[Recorded data]
--

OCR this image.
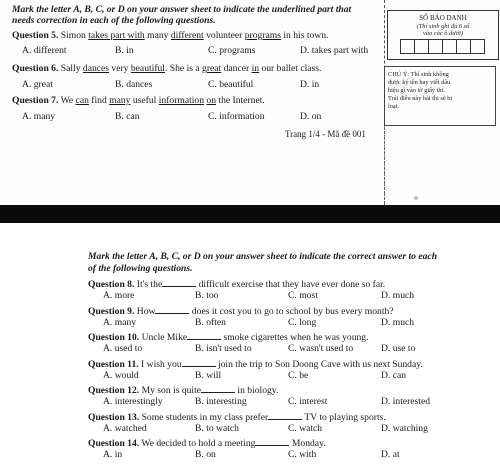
Mark the letter A, B, C, or D on your answer sheet to indicate the underlined part that
needs correction in each of the following questions.
Question 5. Simon takes part with many different volunteer programs in his town.
A. different	B. in	C. programs	D. takes part with
Question 6. Sally dances very beautiful. She is a great dancer in our ballet class.
A. great	B. dances	C. beautiful	D. in
Question 7. We can find many useful information on the Internet.
A. many	B. can	C. information	D. on
Trang 1/4 - Mã đề 001
SỐ BÁO DANH
(Thí sinh ghi đủ 6 số
vào các ô dưới)
CHÚ Ý: Thí sinh không
được ký tên hay viết dấu
hiệu gì vào tờ giấy thi.
Trái điều này bài thi sẽ bị
loại.
Mark the letter A, B, C, or D on your answer sheet to indicate the correct answer to each
of the following questions.
Question 8. It's the	difficult exercise that they have ever done so far.
A. more	B. too	C. most	D. much
Question 9. How	does it cost you to go to school by bus every month?
A. many	B. often	C. long	D. much
Question 10. Uncle Mike	smoke cigarettes when he was young.
A. used to	B. isn't used to	C. wasn't used to	D. use to
Question 11. I wish you	join the trip to Son Doong Cave with us next Sunday.
A. would	B. will	C. be	D. can
Question 12. My son is quite	in biology.
A. interestingly	B. interesting	C. interest	D. interested
Question 13. Some students in my class prefer	TV to playing sports.
A. watched	B. to watch	C. watch	D. watching
Question 14. We decided to hold a meeting	Monday.
A. in	B. on	C. with	D. at
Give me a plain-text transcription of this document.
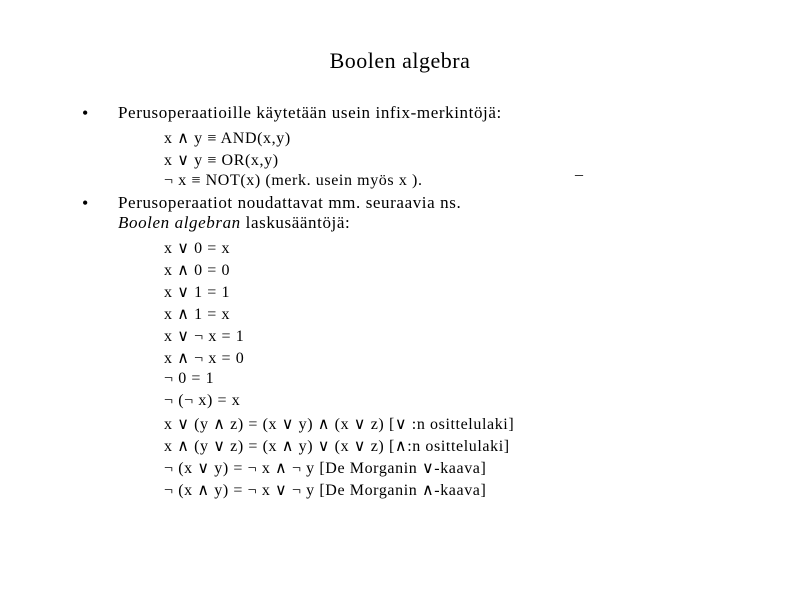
Boolen algebra
• Perusoperaatioille käytetään usein infix-merkintöjä:
x ∧ y ≡ AND(x,y)
x ∨ y ≡ OR(x,y)
¬ x ≡ NOT(x) (merk. usein myös x ).
_
• Perusoperaatiot noudattavat mm. seuraavia ns.
Boolen algebran laskusääntöjä:
x ∨ 0 = x
x ∧ 0 = 0
x ∨ 1 = 1
x ∧ 1 = x
x ∨ ¬ x = 1
x ∧ ¬ x = 0
¬ 0 = 1
¬ (¬ x) = x
x ∨ (y ∧ z) = (x ∨ y) ∧ (x ∨ z) [∨ :n osittelulaki]
x ∧ (y ∨ z) = (x ∧ y) ∨ (x ∨ z) [∧:n osittelulaki]
¬ (x ∨ y) = ¬ x ∧ ¬ y [De Morganin ∨-kaava]
¬ (x ∧ y) = ¬ x ∨ ¬ y [De Morganin ∧-kaava]
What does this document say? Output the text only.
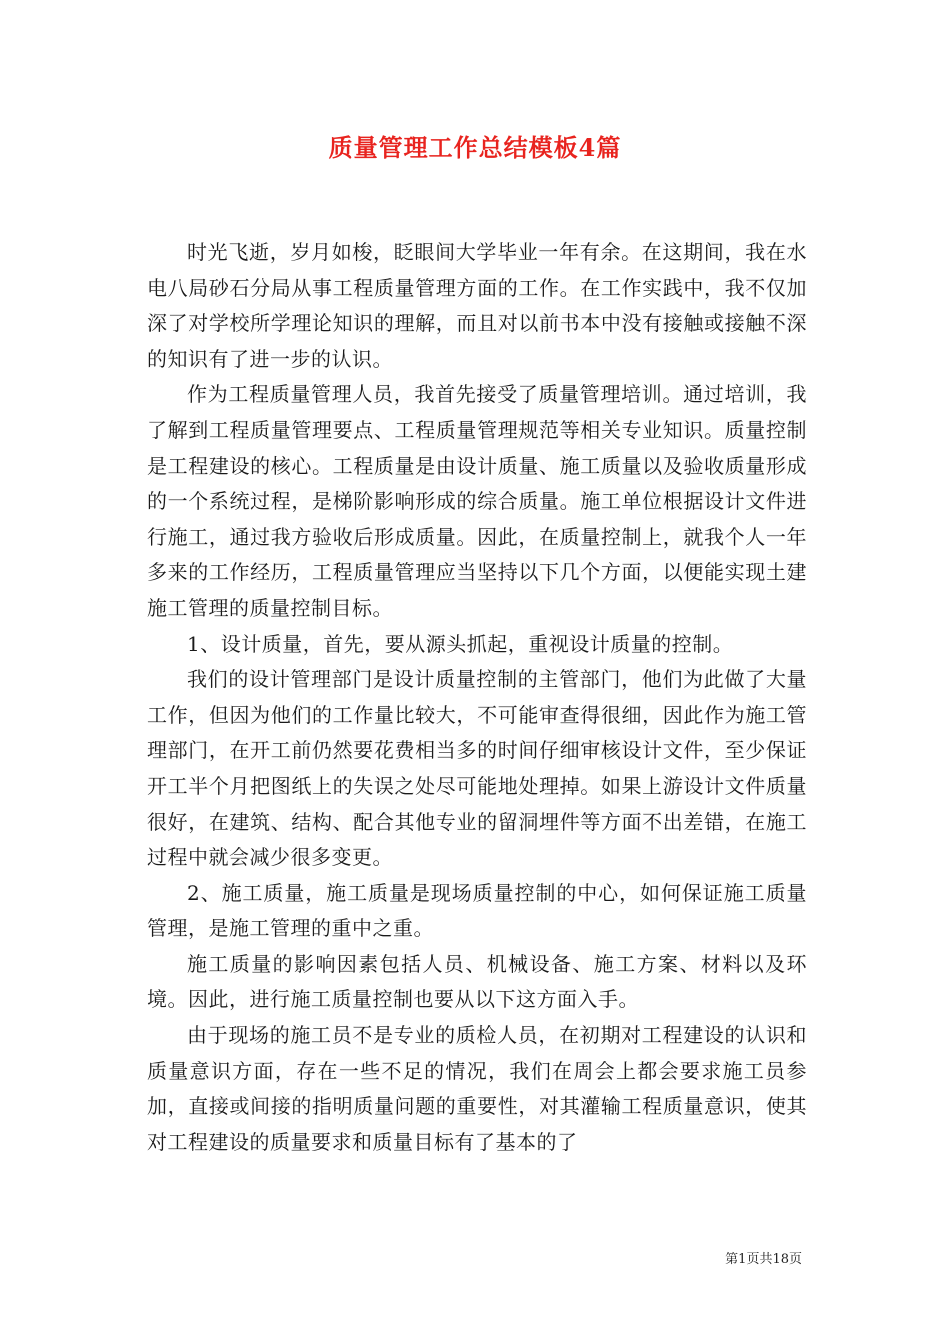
质量管理工作总结模板4篇

时光飞逝，岁月如梭，眨眼间大学毕业一年有余。在这期间，我在水电八局砂石分局从事工程质量管理方面的工作。在工作实践中，我不仅加深了对学校所学理论知识的理解，而且对以前书本中没有接触或接触不深的知识有了进一步的认识。

作为工程质量管理人员，我首先接受了质量管理培训。通过培训，我了解到工程质量管理要点、工程质量管理规范等相关专业知识。质量控制是工程建设的核心。工程质量是由设计质量、施工质量以及验收质量形成的一个系统过程，是梯阶影响形成的综合质量。施工单位根据设计文件进行施工，通过我方验收后形成质量。因此，在质量控制上，就我个人一年多来的工作经历，工程质量管理应当坚持以下几个方面，以便能实现土建施工管理的质量控制目标。

1、设计质量，首先，要从源头抓起，重视设计质量的控制。

我们的设计管理部门是设计质量控制的主管部门，他们为此做了大量工作，但因为他们的工作量比较大，不可能审查得很细，因此作为施工管理部门，在开工前仍然要花费相当多的时间仔细审核设计文件，至少保证开工半个月把图纸上的失误之处尽可能地处理掉。如果上游设计文件质量很好，在建筑、结构、配合其他专业的留洞埋件等方面不出差错，在施工过程中就会减少很多变更。

2、施工质量，施工质量是现场质量控制的中心，如何保证施工质量管理，是施工管理的重中之重。

施工质量的影响因素包括人员、机械设备、施工方案、材料以及环境。因此，进行施工质量控制也要从以下这方面入手。

由于现场的施工员不是专业的质检人员，在初期对工程建设的认识和质量意识方面，存在一些不足的情况，我们在周会上都会要求施工员参加，直接或间接的指明质量问题的重要性，对其灌输工程质量意识，使其对工程建设的质量要求和质量目标有了基本的了

第1页共18页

--

#### EXERCISE PROMPT:
Except for the pictures, print the data above exactly.

#### OUTPUT BELOW:
OCR this image.
Mark the letter A, B, C, or D on your answer sheet to indicate the underlined part that
needs correction in each of the following questions.
Question 5. Simon takes part with many different volunteer programs in his town.
A. different	B. in	C. programs	D. takes part with
Question 6. Sally dances very beautiful. She is a great dancer in our ballet class.
A. great	B. dances	C. beautiful	D. in
Question 7. We can find many useful information on the Internet.
A. many	B. can	C. information	D. on
Trang 1/4 - Mã đề 001
SỐ BÁO DANH
(Thí sinh ghi đủ 6 số
vào các ô dưới)
CHÚ Ý: Thí sinh không
được ký tên hay viết dấu
hiệu gì vào tờ giấy thi.
Trái điều này bài thi sẽ bị
loại.
Mark the letter A, B, C, or D on your answer sheet to indicate the correct answer to each
of the following questions.
Question 8. It's the	difficult exercise that they have ever done so far.
A. more	B. too	C. most	D. much
Question 9. How	does it cost you to go to school by bus every month?
A. many	B. often	C. long	D. much
Question 10. Uncle Mike	smoke cigarettes when he was young.
A. used to	B. isn't used to	C. wasn't used to	D. use to
Question 11. I wish you	join the trip to Son Doong Cave with us next Sunday.
A. would	B. will	C. be	D. can
Question 12. My son is quite	in biology.
A. interestingly	B. interesting	C. interest	D. interested
Question 13. Some students in my class prefer	TV to playing sports.
A. watched	B. to watch	C. watch	D. watching
Question 14. We decided to hold a meeting	Monday.
A. in	B. on	C. with	D. at
Give me a plain-text transcription of this document.
Boolen algebra
• Perusoperaatioille käytetään usein infix-merkintöjä:
x ∧ y ≡ AND(x,y)
x ∨ y ≡ OR(x,y)
¬ x ≡ NOT(x) (merk. usein myös x ).
_
• Perusoperaatiot noudattavat mm. seuraavia ns.
Boolen algebran laskusääntöjä:
x ∨ 0 = x
x ∧ 0 = 0
x ∨ 1 = 1
x ∧ 1 = x
x ∨ ¬ x = 1
x ∧ ¬ x = 0
¬ 0 = 1
¬ (¬ x) = x
x ∨ (y ∧ z) = (x ∨ y) ∧ (x ∨ z) [∨ :n osittelulaki]
x ∧ (y ∨ z) = (x ∧ y) ∨ (x ∨ z) [∧:n osittelulaki]
¬ (x ∨ y) = ¬ x ∧ ¬ y [De Morganin ∨-kaava]
¬ (x ∧ y) = ¬ x ∨ ¬ y [De Morganin ∧-kaava]
What does this document say? Output the text only.
质量管理工作总结模板4篇

时光飞逝，岁月如梭，眨眼间大学毕业一年有余。在这期间，我在水电八局砂石分局从事工程质量管理方面的工作。在工作实践中，我不仅加深了对学校所学理论知识的理解，而且对以前书本中没有接触或接触不深的知识有了进一步的认识。

作为工程质量管理人员，我首先接受了质量管理培训。通过培训，我了解到工程质量管理要点、工程质量管理规范等相关专业知识。质量控制是工程建设的核心。工程质量是由设计质量、施工质量以及验收质量形成的一个系统过程，是梯阶影响形成的综合质量。施工单位根据设计文件进行施工，通过我方验收后形成质量。因此，在质量控制上，就我个人一年多来的工作经历，工程质量管理应当坚持以下几个方面，以便能实现土建施工管理的质量控制目标。

1、设计质量，首先，要从源头抓起，重视设计质量的控制。

我们的设计管理部门是设计质量控制的主管部门，他们为此做了大量工作，但因为他们的工作量比较大，不可能审查得很细，因此作为施工管理部门，在开工前仍然要花费相当多的时间仔细审核设计文件，至少保证开工半个月把图纸上的失误之处尽可能地处理掉。如果上游设计文件质量很好，在建筑、结构、配合其他专业的留洞埋件等方面不出差错，在施工过程中就会减少很多变更。

2、施工质量，施工质量是现场质量控制的中心，如何保证施工质量管理，是施工管理的重中之重。

施工质量的影响因素包括人员、机械设备、施工方案、材料以及环境。因此，进行施工质量控制也要从以下这方面入手。

由于现场的施工员不是专业的质检人员，在初期对工程建设的认识和质量意识方面，存在一些不足的情况，我们在周会上都会要求施工员参加，直接或间接的指明质量问题的重要性，对其灌输工程质量意识，使其对工程建设的质量要求和质量目标有了基本的了

第1页共18页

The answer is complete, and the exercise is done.